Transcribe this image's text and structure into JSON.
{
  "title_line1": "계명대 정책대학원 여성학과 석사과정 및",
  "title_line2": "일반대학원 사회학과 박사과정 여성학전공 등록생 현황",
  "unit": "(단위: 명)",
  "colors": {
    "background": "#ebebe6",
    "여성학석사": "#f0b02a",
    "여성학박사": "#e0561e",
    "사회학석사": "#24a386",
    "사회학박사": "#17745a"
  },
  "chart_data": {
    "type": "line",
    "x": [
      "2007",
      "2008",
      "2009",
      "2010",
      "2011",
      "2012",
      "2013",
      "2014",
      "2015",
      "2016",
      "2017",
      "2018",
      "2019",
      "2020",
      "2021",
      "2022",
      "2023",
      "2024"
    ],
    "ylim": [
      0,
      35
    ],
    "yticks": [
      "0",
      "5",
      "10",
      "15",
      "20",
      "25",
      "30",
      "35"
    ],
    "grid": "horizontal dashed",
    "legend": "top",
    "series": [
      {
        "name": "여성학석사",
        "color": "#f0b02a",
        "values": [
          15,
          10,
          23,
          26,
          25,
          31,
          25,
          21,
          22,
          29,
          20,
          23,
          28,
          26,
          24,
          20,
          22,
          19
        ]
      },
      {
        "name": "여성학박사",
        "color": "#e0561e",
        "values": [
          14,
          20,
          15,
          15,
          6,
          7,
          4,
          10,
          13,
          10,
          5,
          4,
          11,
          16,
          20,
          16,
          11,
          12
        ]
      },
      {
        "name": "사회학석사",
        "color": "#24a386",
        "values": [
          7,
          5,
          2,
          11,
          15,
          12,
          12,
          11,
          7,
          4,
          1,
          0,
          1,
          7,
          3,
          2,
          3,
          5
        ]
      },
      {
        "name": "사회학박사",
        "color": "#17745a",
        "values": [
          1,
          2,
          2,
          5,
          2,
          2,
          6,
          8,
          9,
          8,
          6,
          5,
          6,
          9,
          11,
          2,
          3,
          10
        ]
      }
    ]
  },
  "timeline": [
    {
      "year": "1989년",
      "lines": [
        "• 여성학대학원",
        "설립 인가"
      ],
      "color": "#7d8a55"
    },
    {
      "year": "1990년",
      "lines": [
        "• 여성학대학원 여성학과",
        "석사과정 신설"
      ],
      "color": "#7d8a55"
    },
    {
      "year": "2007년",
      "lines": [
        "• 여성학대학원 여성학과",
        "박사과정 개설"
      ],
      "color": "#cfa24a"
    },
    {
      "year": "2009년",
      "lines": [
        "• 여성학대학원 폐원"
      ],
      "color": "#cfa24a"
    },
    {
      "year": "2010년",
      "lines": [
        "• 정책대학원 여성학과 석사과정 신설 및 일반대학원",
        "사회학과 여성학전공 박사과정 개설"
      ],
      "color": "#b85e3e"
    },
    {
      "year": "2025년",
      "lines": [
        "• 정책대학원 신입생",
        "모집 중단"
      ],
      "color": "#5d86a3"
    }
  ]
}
----
Quote the data in full, keeping each word unchanged.

Transcribe this image's text and structure into JSON.
{
  "title_line1": "계명대 정책대학원 여성학과 석사과정 및",
  "title_line2": "일반대학원 사회학과 박사과정 여성학전공 등록생 현황",
  "unit": "(단위: 명)",
  "colors": {
    "background": "#ebebe6",
    "여성학석사": "#f0b02a",
    "여성학박사": "#e0561e",
    "사회학석사": "#24a386",
    "사회학박사": "#17745a"
  },
  "chart_data": {
    "type": "line",
    "x": [
      "2007",
      "2008",
      "2009",
      "2010",
      "2011",
      "2012",
      "2013",
      "2014",
      "2015",
      "2016",
      "2017",
      "2018",
      "2019",
      "2020",
      "2021",
      "2022",
      "2023",
      "2024"
    ],
    "ylim": [
      0,
      35
    ],
    "yticks": [
      "0",
      "5",
      "10",
      "15",
      "20",
      "25",
      "30",
      "35"
    ],
    "grid": "horizontal dashed",
    "legend": "top",
    "series": [
      {
        "name": "여성학석사",
        "color": "#f0b02a",
        "values": [
          15,
          10,
          23,
          26,
          25,
          31,
          25,
          21,
          22,
          29,
          20,
          23,
          28,
          26,
          24,
          20,
          22,
          19
        ]
      },
      {
        "name": "여성학박사",
        "color": "#e0561e",
        "values": [
          14,
          20,
          15,
          15,
          6,
          7,
          4,
          10,
          13,
          10,
          5,
          4,
          11,
          16,
          20,
          16,
          11,
          12
        ]
      },
      {
        "name": "사회학석사",
        "color": "#24a386",
        "values": [
          7,
          5,
          2,
          11,
          15,
          12,
          12,
          11,
          7,
          4,
          1,
          0,
          1,
          7,
          3,
          2,
          3,
          5
        ]
      },
      {
        "name": "사회학박사",
        "color": "#17745a",
        "values": [
          1,
          2,
          2,
          5,
          2,
          2,
          6,
          8,
          9,
          8,
          6,
          5,
          6,
          9,
          11,
          2,
          3,
          10
        ]
      }
    ]
  },
  "timeline": [
    {
      "year": "1989년",
      "lines": [
        "• 여성학대학원",
        "설립 인가"
      ],
      "color": "#7d8a55"
    },
    {
      "year": "1990년",
      "lines": [
        "• 여성학대학원 여성학과",
        "석사과정 신설"
      ],
      "color": "#7d8a55"
    },
    {
      "year": "2007년",
      "lines": [
        "• 여성학대학원 여성학과",
        "박사과정 개설"
      ],
      "color": "#cfa24a"
    },
    {
      "year": "2009년",
      "lines": [
        "• 여성학대학원 폐원"
      ],
      "color": "#cfa24a"
    },
    {
      "year": "2010년",
      "lines": [
        "• 정책대학원 여성학과 석사과정 신설 및 일반대학원",
        "사회학과 여성학전공 박사과정 개설"
      ],
      "color": "#b85e3e"
    },
    {
      "year": "2025년",
      "lines": [
        "• 정책대학원 신입생",
        "모집 중단"
      ],
      "color": "#5d86a3"
    }
  ]
}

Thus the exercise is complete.